Task prompt:
Your task is to transcribe the records exactly, skipping every image.
++++++++++++++++++++
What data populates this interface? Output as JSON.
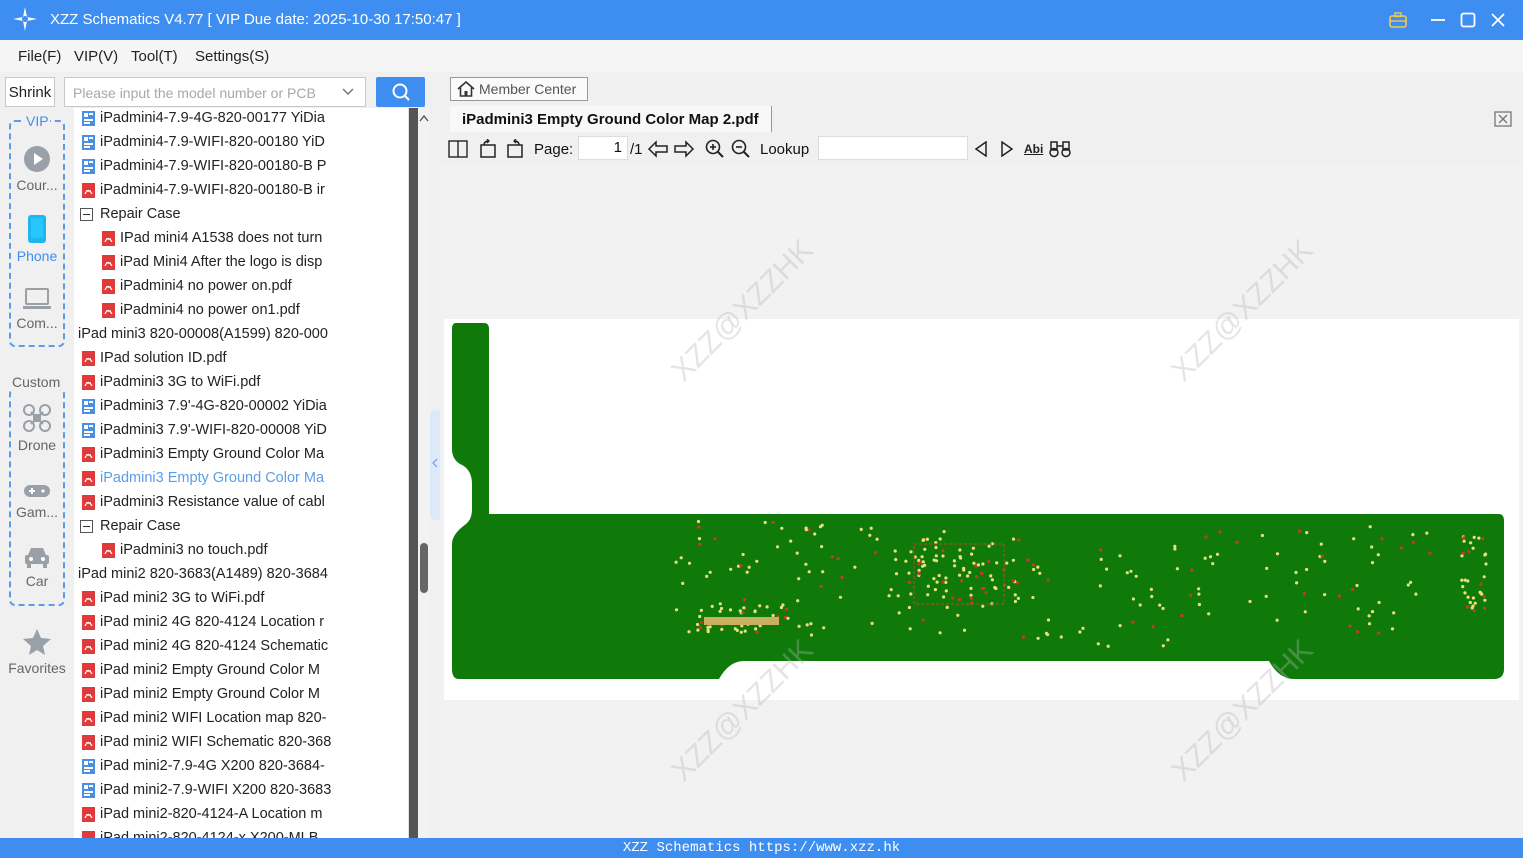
{
  "window": {
    "title": "XZZ Schematics V4.77 [ VIP Due date: 2025-10-30 17:50:47 ]",
    "accent": "#3d8ef0"
  },
  "menu": [
    "File(F)",
    "VIP(V)",
    "Tool(T)",
    "Settings(S)"
  ],
  "toolbar_left": {
    "shrink_label": "Shrink",
    "search_placeholder": "Please input the model number or PCB"
  },
  "categories": {
    "vip_label": "VIP",
    "custom_label": "Custom",
    "items": [
      {
        "label": "Cour...",
        "icon": "play-circle-icon",
        "active": false
      },
      {
        "label": "Phone",
        "icon": "phone-icon",
        "active": true
      },
      {
        "label": "Com...",
        "icon": "laptop-icon",
        "active": false
      },
      {
        "label": "Drone",
        "icon": "drone-icon",
        "active": false
      },
      {
        "label": "Gam...",
        "icon": "gamepad-icon",
        "active": false
      },
      {
        "label": "Car",
        "icon": "car-icon",
        "active": false
      },
      {
        "label": "Favorites",
        "icon": "star-icon",
        "active": false
      }
    ]
  },
  "tree": [
    {
      "label": "iPadmini4-7.9-4G-820-00177 YiDia",
      "type": "board",
      "level": 2
    },
    {
      "label": "iPadmini4-7.9-WIFI-820-00180 YiD",
      "type": "board",
      "level": 2
    },
    {
      "label": "iPadmini4-7.9-WIFI-820-00180-B P",
      "type": "board",
      "level": 2
    },
    {
      "label": "iPadmini4-7.9-WIFI-820-00180-B ir",
      "type": "pdf",
      "level": 2
    },
    {
      "label": "Repair Case",
      "type": "folder",
      "level": 2
    },
    {
      "label": "IPad mini4 A1538 does not turn",
      "type": "pdf",
      "level": 3
    },
    {
      "label": "iPad Mini4 After the logo is disp",
      "type": "pdf",
      "level": 3
    },
    {
      "label": "iPadmini4 no power on.pdf",
      "type": "pdf",
      "level": 3
    },
    {
      "label": "iPadmini4 no power on1.pdf",
      "type": "pdf",
      "level": 3
    },
    {
      "label": "iPad mini3 820-00008(A1599) 820-000",
      "type": "folder",
      "level": 1
    },
    {
      "label": "IPad solution ID.pdf",
      "type": "pdf",
      "level": 2
    },
    {
      "label": "iPadmini3 3G to WiFi.pdf",
      "type": "pdf",
      "level": 2
    },
    {
      "label": "iPadmini3 7.9'-4G-820-00002 YiDia",
      "type": "board",
      "level": 2
    },
    {
      "label": "iPadmini3 7.9'-WIFI-820-00008 YiD",
      "type": "board",
      "level": 2
    },
    {
      "label": "iPadmini3 Empty Ground Color Ma",
      "type": "pdf",
      "level": 2
    },
    {
      "label": "iPadmini3 Empty Ground Color Ma",
      "type": "pdf",
      "level": 2,
      "selected": true
    },
    {
      "label": "iPadmini3 Resistance value of cabl",
      "type": "pdf",
      "level": 2
    },
    {
      "label": "Repair Case",
      "type": "folder",
      "level": 2
    },
    {
      "label": "iPadmini3 no touch.pdf",
      "type": "pdf",
      "level": 3
    },
    {
      "label": "iPad mini2 820-3683(A1489) 820-3684",
      "type": "folder",
      "level": 1
    },
    {
      "label": "iPad mini2 3G to WiFi.pdf",
      "type": "pdf",
      "level": 2
    },
    {
      "label": "iPad mini2 4G 820-4124 Location r",
      "type": "pdf",
      "level": 2
    },
    {
      "label": "iPad mini2 4G 820-4124 Schematic",
      "type": "pdf",
      "level": 2
    },
    {
      "label": "iPad mini2 Empty Ground Color M",
      "type": "pdf",
      "level": 2
    },
    {
      "label": "iPad mini2 Empty Ground Color M",
      "type": "pdf",
      "level": 2
    },
    {
      "label": "iPad mini2 WIFI Location map 820-",
      "type": "pdf",
      "level": 2
    },
    {
      "label": "iPad mini2 WIFI Schematic 820-368",
      "type": "pdf",
      "level": 2
    },
    {
      "label": "iPad mini2-7.9-4G X200 820-3684-",
      "type": "board",
      "level": 2
    },
    {
      "label": "iPad mini2-7.9-WIFI X200 820-3683",
      "type": "board",
      "level": 2
    },
    {
      "label": "iPad mini2-820-4124-A Location m",
      "type": "pdf",
      "level": 2
    },
    {
      "label": "iPad mini2-820-4124-x X200-MLB",
      "type": "pdf",
      "level": 2
    }
  ],
  "viewer": {
    "member_center": "Member Center",
    "doc_tab": "iPadmini3 Empty Ground Color Map 2.pdf",
    "page_label": "Page:",
    "page_current": "1",
    "page_total": "/1",
    "lookup_label": "Lookup",
    "lookup_value": "",
    "abi_label": "Abi",
    "board_color": "#0f7a0a",
    "watermark": "XZZ@XZZHK"
  },
  "status": {
    "text": "XZZ Schematics https://www.xzz.hk"
  }
}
++++++++++++++++++++
Task output:
What data populates this interface? Output as JSON.
{
  "window": {
    "title": "XZZ Schematics V4.77 [ VIP Due date: 2025-10-30 17:50:47 ]",
    "accent": "#3d8ef0"
  },
  "menu": [
    "File(F)",
    "VIP(V)",
    "Tool(T)",
    "Settings(S)"
  ],
  "toolbar_left": {
    "shrink_label": "Shrink",
    "search_placeholder": "Please input the model number or PCB"
  },
  "categories": {
    "vip_label": "VIP",
    "custom_label": "Custom",
    "items": [
      {
        "label": "Cour...",
        "icon": "play-circle-icon",
        "active": false
      },
      {
        "label": "Phone",
        "icon": "phone-icon",
        "active": true
      },
      {
        "label": "Com...",
        "icon": "laptop-icon",
        "active": false
      },
      {
        "label": "Drone",
        "icon": "drone-icon",
        "active": false
      },
      {
        "label": "Gam...",
        "icon": "gamepad-icon",
        "active": false
      },
      {
        "label": "Car",
        "icon": "car-icon",
        "active": false
      },
      {
        "label": "Favorites",
        "icon": "star-icon",
        "active": false
      }
    ]
  },
  "tree": [
    {
      "label": "iPadmini4-7.9-4G-820-00177 YiDia",
      "type": "board",
      "level": 2
    },
    {
      "label": "iPadmini4-7.9-WIFI-820-00180 YiD",
      "type": "board",
      "level": 2
    },
    {
      "label": "iPadmini4-7.9-WIFI-820-00180-B P",
      "type": "board",
      "level": 2
    },
    {
      "label": "iPadmini4-7.9-WIFI-820-00180-B ir",
      "type": "pdf",
      "level": 2
    },
    {
      "label": "Repair Case",
      "type": "folder",
      "level": 2
    },
    {
      "label": "IPad mini4 A1538 does not turn",
      "type": "pdf",
      "level": 3
    },
    {
      "label": "iPad Mini4 After the logo is disp",
      "type": "pdf",
      "level": 3
    },
    {
      "label": "iPadmini4 no power on.pdf",
      "type": "pdf",
      "level": 3
    },
    {
      "label": "iPadmini4 no power on1.pdf",
      "type": "pdf",
      "level": 3
    },
    {
      "label": "iPad mini3 820-00008(A1599) 820-000",
      "type": "folder",
      "level": 1
    },
    {
      "label": "IPad solution ID.pdf",
      "type": "pdf",
      "level": 2
    },
    {
      "label": "iPadmini3 3G to WiFi.pdf",
      "type": "pdf",
      "level": 2
    },
    {
      "label": "iPadmini3 7.9'-4G-820-00002 YiDia",
      "type": "board",
      "level": 2
    },
    {
      "label": "iPadmini3 7.9'-WIFI-820-00008 YiD",
      "type": "board",
      "level": 2
    },
    {
      "label": "iPadmini3 Empty Ground Color Ma",
      "type": "pdf",
      "level": 2
    },
    {
      "label": "iPadmini3 Empty Ground Color Ma",
      "type": "pdf",
      "level": 2,
      "selected": true
    },
    {
      "label": "iPadmini3 Resistance value of cabl",
      "type": "pdf",
      "level": 2
    },
    {
      "label": "Repair Case",
      "type": "folder",
      "level": 2
    },
    {
      "label": "iPadmini3 no touch.pdf",
      "type": "pdf",
      "level": 3
    },
    {
      "label": "iPad mini2 820-3683(A1489) 820-3684",
      "type": "folder",
      "level": 1
    },
    {
      "label": "iPad mini2 3G to WiFi.pdf",
      "type": "pdf",
      "level": 2
    },
    {
      "label": "iPad mini2 4G 820-4124 Location r",
      "type": "pdf",
      "level": 2
    },
    {
      "label": "iPad mini2 4G 820-4124 Schematic",
      "type": "pdf",
      "level": 2
    },
    {
      "label": "iPad mini2 Empty Ground Color M",
      "type": "pdf",
      "level": 2
    },
    {
      "label": "iPad mini2 Empty Ground Color M",
      "type": "pdf",
      "level": 2
    },
    {
      "label": "iPad mini2 WIFI Location map 820-",
      "type": "pdf",
      "level": 2
    },
    {
      "label": "iPad mini2 WIFI Schematic 820-368",
      "type": "pdf",
      "level": 2
    },
    {
      "label": "iPad mini2-7.9-4G X200 820-3684-",
      "type": "board",
      "level": 2
    },
    {
      "label": "iPad mini2-7.9-WIFI X200 820-3683",
      "type": "board",
      "level": 2
    },
    {
      "label": "iPad mini2-820-4124-A Location m",
      "type": "pdf",
      "level": 2
    },
    {
      "label": "iPad mini2-820-4124-x X200-MLB",
      "type": "pdf",
      "level": 2
    }
  ],
  "viewer": {
    "member_center": "Member Center",
    "doc_tab": "iPadmini3 Empty Ground Color Map 2.pdf",
    "page_label": "Page:",
    "page_current": "1",
    "page_total": "/1",
    "lookup_label": "Lookup",
    "lookup_value": "",
    "abi_label": "Abi",
    "board_color": "#0f7a0a",
    "watermark": "XZZ@XZZHK"
  },
  "status": {
    "text": "XZZ Schematics https://www.xzz.hk"
  }
}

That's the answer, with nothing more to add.